* EXERCISE TASK:
From the entries below, gather each line containing the word "Moulding".

# # #

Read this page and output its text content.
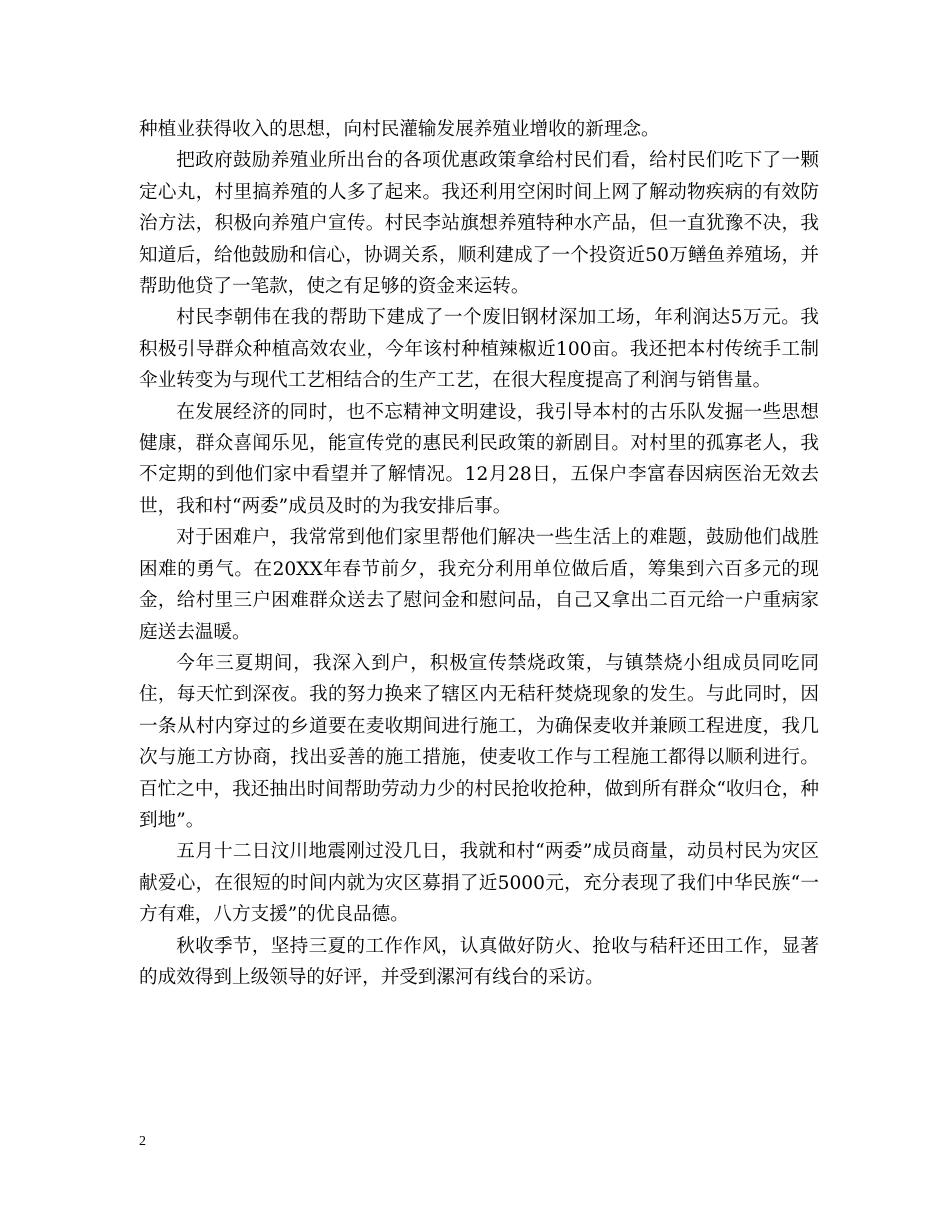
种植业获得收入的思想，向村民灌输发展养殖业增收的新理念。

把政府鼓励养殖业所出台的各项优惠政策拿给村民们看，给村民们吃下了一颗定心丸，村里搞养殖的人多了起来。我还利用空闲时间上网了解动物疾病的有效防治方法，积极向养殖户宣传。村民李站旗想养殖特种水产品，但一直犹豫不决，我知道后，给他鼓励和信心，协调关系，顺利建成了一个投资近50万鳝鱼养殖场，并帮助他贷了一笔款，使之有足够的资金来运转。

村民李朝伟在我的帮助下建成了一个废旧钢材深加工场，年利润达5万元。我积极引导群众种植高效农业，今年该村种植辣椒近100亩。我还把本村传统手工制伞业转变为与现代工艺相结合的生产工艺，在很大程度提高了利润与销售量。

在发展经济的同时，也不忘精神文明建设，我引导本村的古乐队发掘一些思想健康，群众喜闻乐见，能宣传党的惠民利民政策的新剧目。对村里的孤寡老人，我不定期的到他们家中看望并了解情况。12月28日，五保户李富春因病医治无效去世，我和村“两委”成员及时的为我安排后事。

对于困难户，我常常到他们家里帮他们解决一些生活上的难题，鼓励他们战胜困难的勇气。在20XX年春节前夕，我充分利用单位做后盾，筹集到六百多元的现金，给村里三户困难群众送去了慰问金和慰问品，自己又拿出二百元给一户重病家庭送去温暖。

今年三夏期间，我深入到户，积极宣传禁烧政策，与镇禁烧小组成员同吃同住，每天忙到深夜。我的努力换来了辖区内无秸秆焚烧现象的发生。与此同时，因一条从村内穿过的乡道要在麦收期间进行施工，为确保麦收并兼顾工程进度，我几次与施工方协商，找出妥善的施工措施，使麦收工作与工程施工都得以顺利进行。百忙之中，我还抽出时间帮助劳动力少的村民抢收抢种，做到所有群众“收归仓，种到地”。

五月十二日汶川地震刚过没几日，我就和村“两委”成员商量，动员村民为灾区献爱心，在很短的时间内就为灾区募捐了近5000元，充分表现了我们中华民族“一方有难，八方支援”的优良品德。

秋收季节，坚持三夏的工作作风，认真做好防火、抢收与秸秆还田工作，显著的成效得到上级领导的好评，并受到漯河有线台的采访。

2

# # #

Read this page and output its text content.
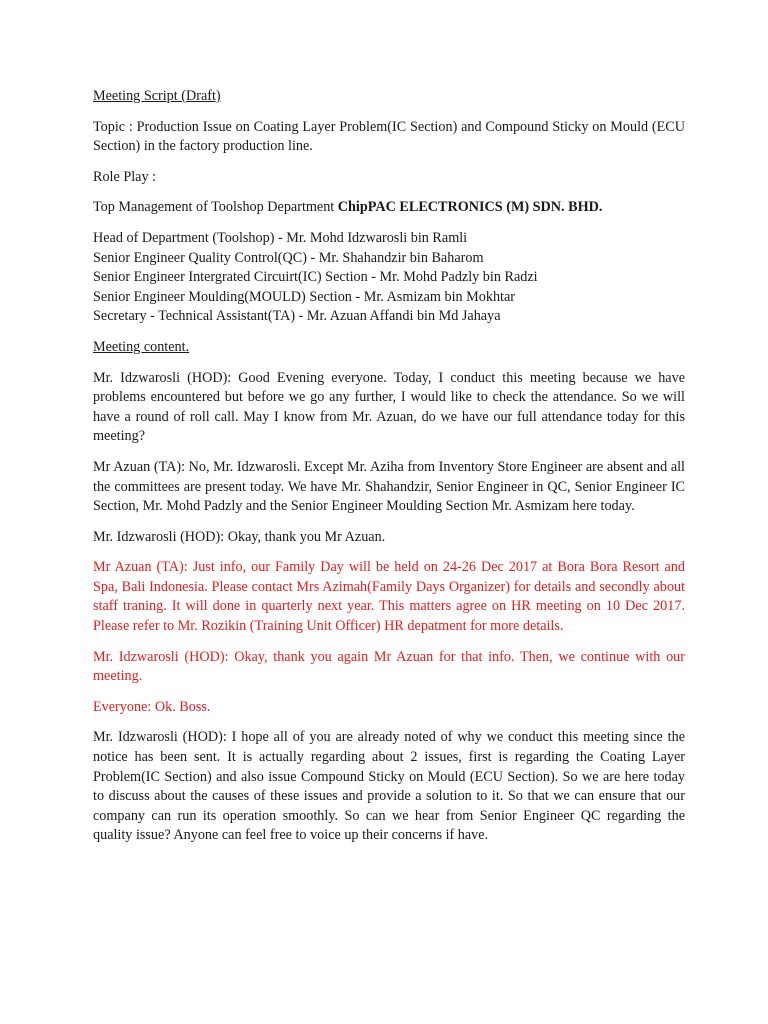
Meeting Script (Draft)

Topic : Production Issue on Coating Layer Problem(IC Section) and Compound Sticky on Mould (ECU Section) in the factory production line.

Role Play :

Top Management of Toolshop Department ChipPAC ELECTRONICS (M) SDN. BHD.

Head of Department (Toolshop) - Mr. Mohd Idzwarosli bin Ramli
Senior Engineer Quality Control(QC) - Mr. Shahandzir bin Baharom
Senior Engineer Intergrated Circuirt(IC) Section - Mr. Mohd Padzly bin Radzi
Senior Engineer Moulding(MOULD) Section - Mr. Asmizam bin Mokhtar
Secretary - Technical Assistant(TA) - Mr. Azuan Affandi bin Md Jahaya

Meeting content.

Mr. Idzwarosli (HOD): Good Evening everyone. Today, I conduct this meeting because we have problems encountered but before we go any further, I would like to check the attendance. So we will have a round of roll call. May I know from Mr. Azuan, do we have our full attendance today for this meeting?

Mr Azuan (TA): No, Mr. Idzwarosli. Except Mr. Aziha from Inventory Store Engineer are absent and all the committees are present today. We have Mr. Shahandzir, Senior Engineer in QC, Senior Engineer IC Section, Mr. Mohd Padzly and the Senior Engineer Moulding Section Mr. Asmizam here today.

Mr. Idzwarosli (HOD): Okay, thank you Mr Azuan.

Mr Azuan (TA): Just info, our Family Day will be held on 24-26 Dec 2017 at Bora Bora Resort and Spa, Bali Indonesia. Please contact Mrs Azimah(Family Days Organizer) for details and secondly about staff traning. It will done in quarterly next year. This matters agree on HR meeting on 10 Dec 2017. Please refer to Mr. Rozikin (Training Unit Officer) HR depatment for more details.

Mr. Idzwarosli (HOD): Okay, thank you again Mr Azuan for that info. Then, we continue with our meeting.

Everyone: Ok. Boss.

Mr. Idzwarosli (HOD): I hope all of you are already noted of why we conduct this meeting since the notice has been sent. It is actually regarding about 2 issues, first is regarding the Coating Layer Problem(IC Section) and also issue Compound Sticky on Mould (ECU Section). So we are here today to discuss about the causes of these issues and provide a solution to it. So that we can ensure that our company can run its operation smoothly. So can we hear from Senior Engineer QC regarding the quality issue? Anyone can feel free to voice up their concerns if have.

# # #

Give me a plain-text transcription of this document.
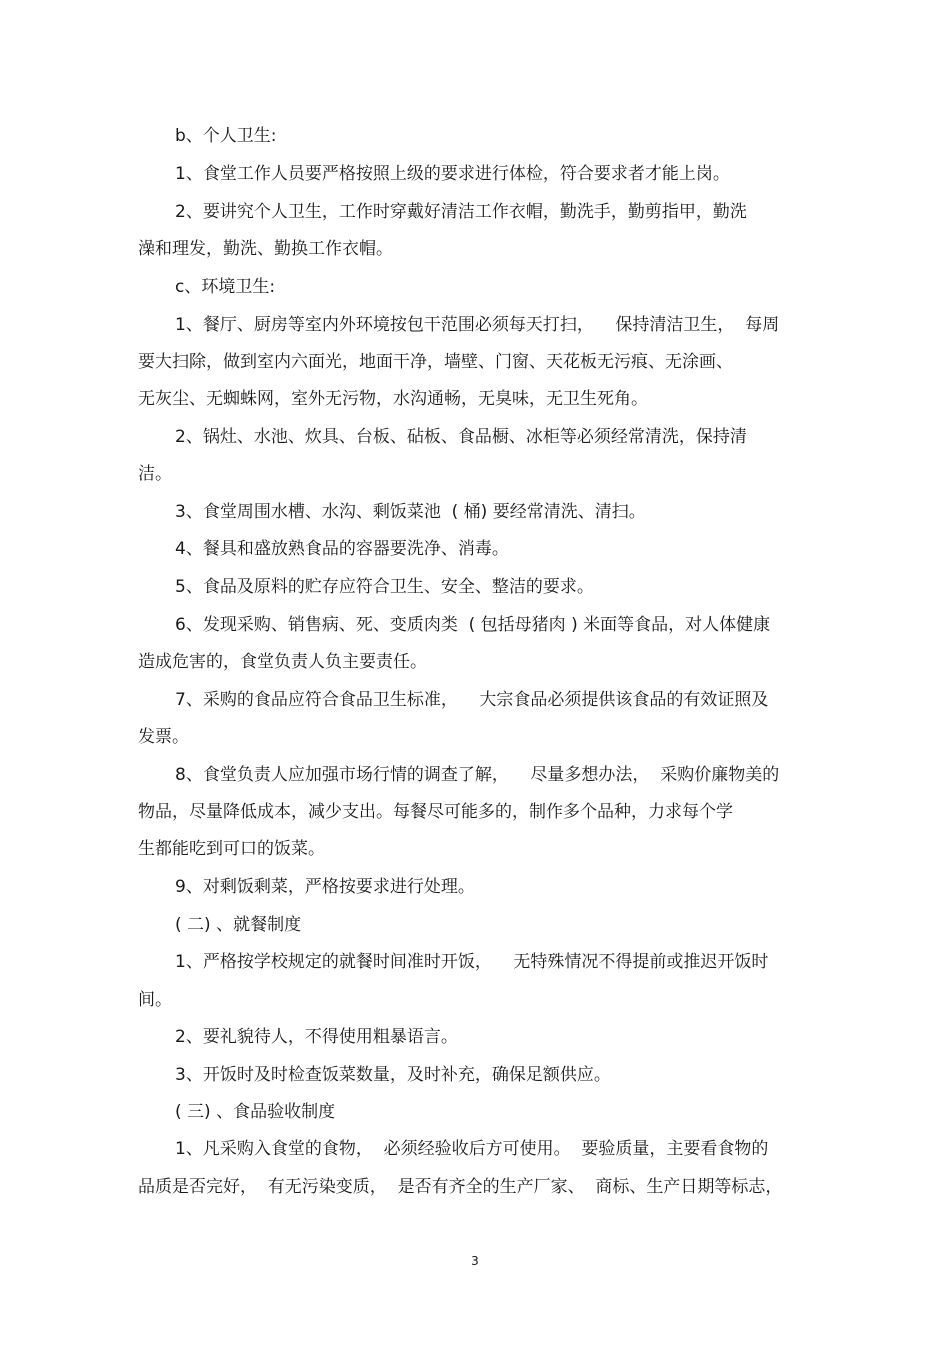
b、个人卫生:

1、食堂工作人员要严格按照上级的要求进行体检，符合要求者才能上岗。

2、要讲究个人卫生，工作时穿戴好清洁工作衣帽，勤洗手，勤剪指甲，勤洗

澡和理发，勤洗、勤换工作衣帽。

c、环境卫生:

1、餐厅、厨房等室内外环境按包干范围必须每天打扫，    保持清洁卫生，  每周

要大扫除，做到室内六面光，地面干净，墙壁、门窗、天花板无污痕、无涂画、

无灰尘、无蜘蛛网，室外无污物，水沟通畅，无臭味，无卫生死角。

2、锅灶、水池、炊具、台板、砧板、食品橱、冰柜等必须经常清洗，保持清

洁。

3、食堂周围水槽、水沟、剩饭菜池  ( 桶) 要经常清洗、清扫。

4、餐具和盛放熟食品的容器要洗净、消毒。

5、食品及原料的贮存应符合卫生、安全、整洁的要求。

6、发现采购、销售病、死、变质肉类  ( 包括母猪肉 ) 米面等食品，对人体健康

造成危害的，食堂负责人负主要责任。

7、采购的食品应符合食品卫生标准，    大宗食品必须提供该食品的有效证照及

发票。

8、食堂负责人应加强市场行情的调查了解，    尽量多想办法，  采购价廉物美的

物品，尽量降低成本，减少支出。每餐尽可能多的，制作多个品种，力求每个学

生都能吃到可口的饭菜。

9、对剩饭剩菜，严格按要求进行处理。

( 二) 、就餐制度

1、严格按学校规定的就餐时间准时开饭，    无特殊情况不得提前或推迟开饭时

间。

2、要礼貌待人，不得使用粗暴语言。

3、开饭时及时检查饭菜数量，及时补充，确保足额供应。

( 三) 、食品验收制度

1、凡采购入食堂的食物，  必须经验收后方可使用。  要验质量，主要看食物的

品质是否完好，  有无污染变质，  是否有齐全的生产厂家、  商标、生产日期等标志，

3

# # #

* REPLY:
Senior Engineer Moulding(MOULD) Section - Mr. Asmizam bin Mokhtar
Mr Azuan (TA): No, Mr. Idzwarosli. Except Mr. Aziha from Inventory Store Engineer are absent and all the committees are present today. We have Mr. Shahandzir, Senior Engineer in QC, Senior Engineer IC Section, Mr. Mohd Padzly and the Senior Engineer Moulding Section Mr. Asmizam here today.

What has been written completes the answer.